— Start —
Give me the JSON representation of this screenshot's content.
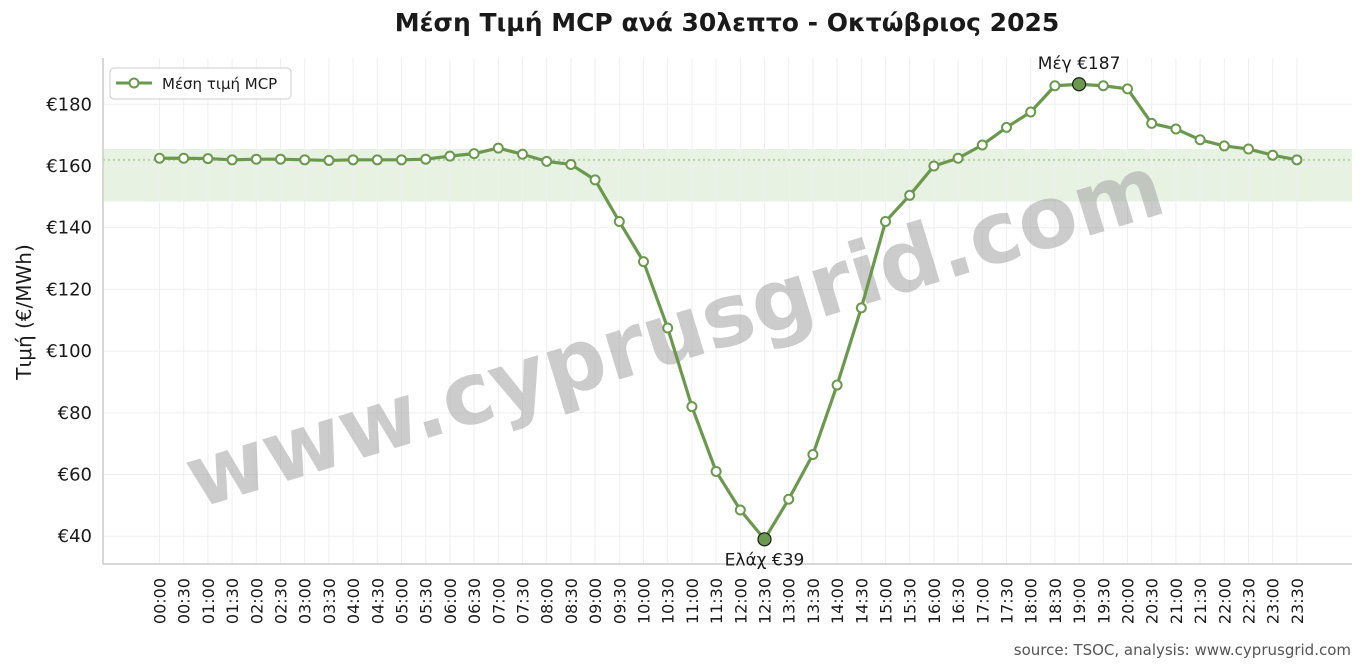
{
  "chart_data": {
    "type": "line",
    "title": "Μέση Τιμή MCP ανά 30λεπτο - Οκτώβριος 2025",
    "xlabel": "",
    "ylabel": "Τιμή (€/MWh)",
    "categories": [
      "00:00",
      "00:30",
      "01:00",
      "01:30",
      "02:00",
      "02:30",
      "03:00",
      "03:30",
      "04:00",
      "04:30",
      "05:00",
      "05:30",
      "06:00",
      "06:30",
      "07:00",
      "07:30",
      "08:00",
      "08:30",
      "09:00",
      "09:30",
      "10:00",
      "10:30",
      "11:00",
      "11:30",
      "12:00",
      "12:30",
      "13:00",
      "13:30",
      "14:00",
      "14:30",
      "15:00",
      "15:30",
      "16:00",
      "16:30",
      "17:00",
      "17:30",
      "18:00",
      "18:30",
      "19:00",
      "19:30",
      "20:00",
      "20:30",
      "21:00",
      "21:30",
      "22:00",
      "22:30",
      "23:00",
      "23:30"
    ],
    "series": [
      {
        "name": "Μέση τιμή MCP",
        "values": [
          162.5,
          162.5,
          162.4,
          162.0,
          162.2,
          162.2,
          162.0,
          161.8,
          162.0,
          162.0,
          162.0,
          162.2,
          163.2,
          164.0,
          165.8,
          163.8,
          161.5,
          160.5,
          155.5,
          142.0,
          129.0,
          107.5,
          82.0,
          61.0,
          48.5,
          39.0,
          52.0,
          66.5,
          89.0,
          114.0,
          142.0,
          150.5,
          160.0,
          162.5,
          166.8,
          172.5,
          177.5,
          186.0,
          186.5,
          186.0,
          185.0,
          173.8,
          172.0,
          168.5,
          166.5,
          165.5,
          163.5,
          162.0
        ],
        "color": "#6a994e"
      }
    ],
    "ylim": [
      31,
      195
    ],
    "yticks": [
      40,
      60,
      80,
      100,
      120,
      140,
      160,
      180
    ],
    "ytick_prefix": "€",
    "grid": true,
    "legend": "top-left",
    "mean_line": 162.0,
    "band": [
      148.5,
      165.5
    ],
    "band_color": "#e8f2e3",
    "annotations": {
      "max": {
        "label": "Μέγ €187",
        "index": 38
      },
      "min": {
        "label": "Ελάχ €39",
        "index": 25
      }
    },
    "watermark": "www.cyprusgrid.com",
    "source": "source: TSOC, analysis: www.cyprusgrid.com"
  }
}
— End —
TASK PROMPT → Omit pictures; set down the rest of the material word for word.

COMPLETE OUTPUT →
Give me the JSON representation of this screenshot's content.
{
  "chart_data": {
    "type": "line",
    "title": "Μέση Τιμή MCP ανά 30λεπτο - Οκτώβριος 2025",
    "xlabel": "",
    "ylabel": "Τιμή (€/MWh)",
    "categories": [
      "00:00",
      "00:30",
      "01:00",
      "01:30",
      "02:00",
      "02:30",
      "03:00",
      "03:30",
      "04:00",
      "04:30",
      "05:00",
      "05:30",
      "06:00",
      "06:30",
      "07:00",
      "07:30",
      "08:00",
      "08:30",
      "09:00",
      "09:30",
      "10:00",
      "10:30",
      "11:00",
      "11:30",
      "12:00",
      "12:30",
      "13:00",
      "13:30",
      "14:00",
      "14:30",
      "15:00",
      "15:30",
      "16:00",
      "16:30",
      "17:00",
      "17:30",
      "18:00",
      "18:30",
      "19:00",
      "19:30",
      "20:00",
      "20:30",
      "21:00",
      "21:30",
      "22:00",
      "22:30",
      "23:00",
      "23:30"
    ],
    "series": [
      {
        "name": "Μέση τιμή MCP",
        "values": [
          162.5,
          162.5,
          162.4,
          162.0,
          162.2,
          162.2,
          162.0,
          161.8,
          162.0,
          162.0,
          162.0,
          162.2,
          163.2,
          164.0,
          165.8,
          163.8,
          161.5,
          160.5,
          155.5,
          142.0,
          129.0,
          107.5,
          82.0,
          61.0,
          48.5,
          39.0,
          52.0,
          66.5,
          89.0,
          114.0,
          142.0,
          150.5,
          160.0,
          162.5,
          166.8,
          172.5,
          177.5,
          186.0,
          186.5,
          186.0,
          185.0,
          173.8,
          172.0,
          168.5,
          166.5,
          165.5,
          163.5,
          162.0
        ],
        "color": "#6a994e"
      }
    ],
    "ylim": [
      31,
      195
    ],
    "yticks": [
      40,
      60,
      80,
      100,
      120,
      140,
      160,
      180
    ],
    "ytick_prefix": "€",
    "grid": true,
    "legend": "top-left",
    "mean_line": 162.0,
    "band": [
      148.5,
      165.5
    ],
    "band_color": "#e8f2e3",
    "annotations": {
      "max": {
        "label": "Μέγ €187",
        "index": 38
      },
      "min": {
        "label": "Ελάχ €39",
        "index": 25
      }
    },
    "watermark": "www.cyprusgrid.com",
    "source": "source: TSOC, analysis: www.cyprusgrid.com"
  }
}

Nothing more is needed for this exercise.